= WHAT IS EXPECTED =
Write out the whole listing exactly as it stands.

= SOURCE DATA =
····················

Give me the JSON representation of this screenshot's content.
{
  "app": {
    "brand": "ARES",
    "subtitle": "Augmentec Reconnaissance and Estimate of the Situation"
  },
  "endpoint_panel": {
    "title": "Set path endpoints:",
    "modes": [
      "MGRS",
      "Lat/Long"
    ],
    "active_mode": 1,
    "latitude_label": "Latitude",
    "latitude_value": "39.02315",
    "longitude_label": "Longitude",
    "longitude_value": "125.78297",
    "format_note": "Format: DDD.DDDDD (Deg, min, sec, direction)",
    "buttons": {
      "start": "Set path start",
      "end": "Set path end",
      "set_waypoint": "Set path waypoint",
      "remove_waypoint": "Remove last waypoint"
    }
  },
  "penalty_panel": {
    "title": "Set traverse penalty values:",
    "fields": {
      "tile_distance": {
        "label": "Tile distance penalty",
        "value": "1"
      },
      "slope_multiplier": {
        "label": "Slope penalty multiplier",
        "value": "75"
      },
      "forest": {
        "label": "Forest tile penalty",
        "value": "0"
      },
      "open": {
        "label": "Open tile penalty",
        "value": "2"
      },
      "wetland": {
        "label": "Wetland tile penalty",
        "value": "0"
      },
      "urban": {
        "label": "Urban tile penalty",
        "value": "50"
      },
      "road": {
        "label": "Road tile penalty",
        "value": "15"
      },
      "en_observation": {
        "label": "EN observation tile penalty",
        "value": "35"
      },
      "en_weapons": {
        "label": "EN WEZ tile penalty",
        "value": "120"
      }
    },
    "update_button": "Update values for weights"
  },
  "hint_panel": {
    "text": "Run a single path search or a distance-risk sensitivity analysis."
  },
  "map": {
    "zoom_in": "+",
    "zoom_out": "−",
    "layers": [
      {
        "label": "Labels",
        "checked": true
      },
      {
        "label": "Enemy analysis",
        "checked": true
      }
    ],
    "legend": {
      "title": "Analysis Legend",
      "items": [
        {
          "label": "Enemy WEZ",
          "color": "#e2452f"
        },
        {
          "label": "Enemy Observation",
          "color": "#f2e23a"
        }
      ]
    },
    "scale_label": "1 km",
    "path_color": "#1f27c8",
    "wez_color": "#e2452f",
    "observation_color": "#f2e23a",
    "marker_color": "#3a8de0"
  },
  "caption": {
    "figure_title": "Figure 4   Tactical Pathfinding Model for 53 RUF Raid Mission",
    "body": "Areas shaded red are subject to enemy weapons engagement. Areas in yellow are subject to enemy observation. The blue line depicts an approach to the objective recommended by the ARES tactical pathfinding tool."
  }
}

····················

= WRITTEN ANSWER =
Give me the JSON representation of this screenshot's content.
{
  "app": {
    "brand": "ARES",
    "subtitle": "Augmentec Reconnaissance and Estimate of the Situation"
  },
  "endpoint_panel": {
    "title": "Set path endpoints:",
    "modes": [
      "MGRS",
      "Lat/Long"
    ],
    "active_mode": 1,
    "latitude_label": "Latitude",
    "latitude_value": "39.02315",
    "longitude_label": "Longitude",
    "longitude_value": "125.78297",
    "format_note": "Format: DDD.DDDDD (Deg, min, sec, direction)",
    "buttons": {
      "start": "Set path start",
      "end": "Set path end",
      "set_waypoint": "Set path waypoint",
      "remove_waypoint": "Remove last waypoint"
    }
  },
  "penalty_panel": {
    "title": "Set traverse penalty values:",
    "fields": {
      "tile_distance": {
        "label": "Tile distance penalty",
        "value": "1"
      },
      "slope_multiplier": {
        "label": "Slope penalty multiplier",
        "value": "75"
      },
      "forest": {
        "label": "Forest tile penalty",
        "value": "0"
      },
      "open": {
        "label": "Open tile penalty",
        "value": "2"
      },
      "wetland": {
        "label": "Wetland tile penalty",
        "value": "0"
      },
      "urban": {
        "label": "Urban tile penalty",
        "value": "50"
      },
      "road": {
        "label": "Road tile penalty",
        "value": "15"
      },
      "en_observation": {
        "label": "EN observation tile penalty",
        "value": "35"
      },
      "en_weapons": {
        "label": "EN WEZ tile penalty",
        "value": "120"
      }
    },
    "update_button": "Update values for weights"
  },
  "hint_panel": {
    "text": "Run a single path search or a distance-risk sensitivity analysis."
  },
  "map": {
    "zoom_in": "+",
    "zoom_out": "−",
    "layers": [
      {
        "label": "Labels",
        "checked": true
      },
      {
        "label": "Enemy analysis",
        "checked": true
      }
    ],
    "legend": {
      "title": "Analysis Legend",
      "items": [
        {
          "label": "Enemy WEZ",
          "color": "#e2452f"
        },
        {
          "label": "Enemy Observation",
          "color": "#f2e23a"
        }
      ]
    },
    "scale_label": "1 km",
    "path_color": "#1f27c8",
    "wez_color": "#e2452f",
    "observation_color": "#f2e23a",
    "marker_color": "#3a8de0"
  },
  "caption": {
    "figure_title": "Figure 4   Tactical Pathfinding Model for 53 RUF Raid Mission",
    "body": "Areas shaded red are subject to enemy weapons engagement. Areas in yellow are subject to enemy observation. The blue line depicts an approach to the objective recommended by the ARES tactical pathfinding tool."
  }
}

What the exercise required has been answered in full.